_Records to process_

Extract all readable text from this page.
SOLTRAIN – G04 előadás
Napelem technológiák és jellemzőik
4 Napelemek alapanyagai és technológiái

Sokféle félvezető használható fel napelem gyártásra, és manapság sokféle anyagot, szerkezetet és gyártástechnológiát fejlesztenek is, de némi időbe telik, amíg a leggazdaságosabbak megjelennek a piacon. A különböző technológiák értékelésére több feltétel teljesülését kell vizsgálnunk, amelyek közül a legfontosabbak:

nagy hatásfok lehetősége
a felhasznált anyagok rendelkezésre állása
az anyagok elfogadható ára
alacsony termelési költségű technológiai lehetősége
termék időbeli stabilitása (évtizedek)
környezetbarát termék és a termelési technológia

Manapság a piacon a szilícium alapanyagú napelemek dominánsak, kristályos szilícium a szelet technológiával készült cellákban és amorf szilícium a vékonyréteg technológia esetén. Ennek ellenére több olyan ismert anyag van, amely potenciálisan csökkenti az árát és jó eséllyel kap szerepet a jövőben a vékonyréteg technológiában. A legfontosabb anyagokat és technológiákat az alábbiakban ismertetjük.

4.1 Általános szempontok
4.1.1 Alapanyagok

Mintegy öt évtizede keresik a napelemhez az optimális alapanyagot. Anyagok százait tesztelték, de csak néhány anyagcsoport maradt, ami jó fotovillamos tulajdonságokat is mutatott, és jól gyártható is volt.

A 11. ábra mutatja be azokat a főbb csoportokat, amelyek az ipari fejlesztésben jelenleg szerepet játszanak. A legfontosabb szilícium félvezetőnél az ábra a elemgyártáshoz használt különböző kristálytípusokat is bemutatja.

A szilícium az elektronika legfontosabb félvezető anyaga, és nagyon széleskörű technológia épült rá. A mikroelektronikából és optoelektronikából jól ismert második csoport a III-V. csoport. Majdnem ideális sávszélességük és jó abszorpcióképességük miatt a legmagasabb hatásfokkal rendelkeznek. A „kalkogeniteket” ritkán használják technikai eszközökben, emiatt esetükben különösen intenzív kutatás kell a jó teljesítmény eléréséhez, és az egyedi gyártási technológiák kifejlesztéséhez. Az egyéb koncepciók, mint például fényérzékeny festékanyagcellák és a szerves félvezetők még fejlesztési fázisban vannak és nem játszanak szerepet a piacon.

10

_What you are asked to do_
Repeat the entries above exactly, leaving nothing out.

_The response_
Extract all readable text from this page.
SOLTRAIN – G04 előadás
Napelem technológiák és jellemzőik
4 Napelemek alapanyagai és technológiái

Sokféle félvezető használható fel napelem gyártásra, és manapság sokféle anyagot, szerkezetet és gyártástechnológiát fejlesztenek is, de némi időbe telik, amíg a leggazdaságosabbak megjelennek a piacon. A különböző technológiák értékelésére több feltétel teljesülését kell vizsgálnunk, amelyek közül a legfontosabbak:

nagy hatásfok lehetősége
a felhasznált anyagok rendelkezésre állása
az anyagok elfogadható ára
alacsony termelési költségű technológiai lehetősége
termék időbeli stabilitása (évtizedek)
környezetbarát termék és a termelési technológia

Manapság a piacon a szilícium alapanyagú napelemek dominánsak, kristályos szilícium a szelet technológiával készült cellákban és amorf szilícium a vékonyréteg technológia esetén. Ennek ellenére több olyan ismert anyag van, amely potenciálisan csökkenti az árát és jó eséllyel kap szerepet a jövőben a vékonyréteg technológiában. A legfontosabb anyagokat és technológiákat az alábbiakban ismertetjük.

4.1 Általános szempontok
4.1.1 Alapanyagok

Mintegy öt évtizede keresik a napelemhez az optimális alapanyagot. Anyagok százait tesztelték, de csak néhány anyagcsoport maradt, ami jó fotovillamos tulajdonságokat is mutatott, és jól gyártható is volt.

A 11. ábra mutatja be azokat a főbb csoportokat, amelyek az ipari fejlesztésben jelenleg szerepet játszanak. A legfontosabb szilícium félvezetőnél az ábra a elemgyártáshoz használt különböző kristálytípusokat is bemutatja.

A szilícium az elektronika legfontosabb félvezető anyaga, és nagyon széleskörű technológia épült rá. A mikroelektronikából és optoelektronikából jól ismert második csoport a III-V. csoport. Majdnem ideális sávszélességük és jó abszorpcióképességük miatt a legmagasabb hatásfokkal rendelkeznek. A „kalkogeniteket” ritkán használják technikai eszközökben, emiatt esetükben különösen intenzív kutatás kell a jó teljesítmény eléréséhez, és az egyedi gyártási technológiák kifejlesztéséhez. Az egyéb koncepciók, mint például fényérzékeny festékanyagcellák és a szerves félvezetők még fejlesztési fázisban vannak és nem játszanak szerepet a piacon.

10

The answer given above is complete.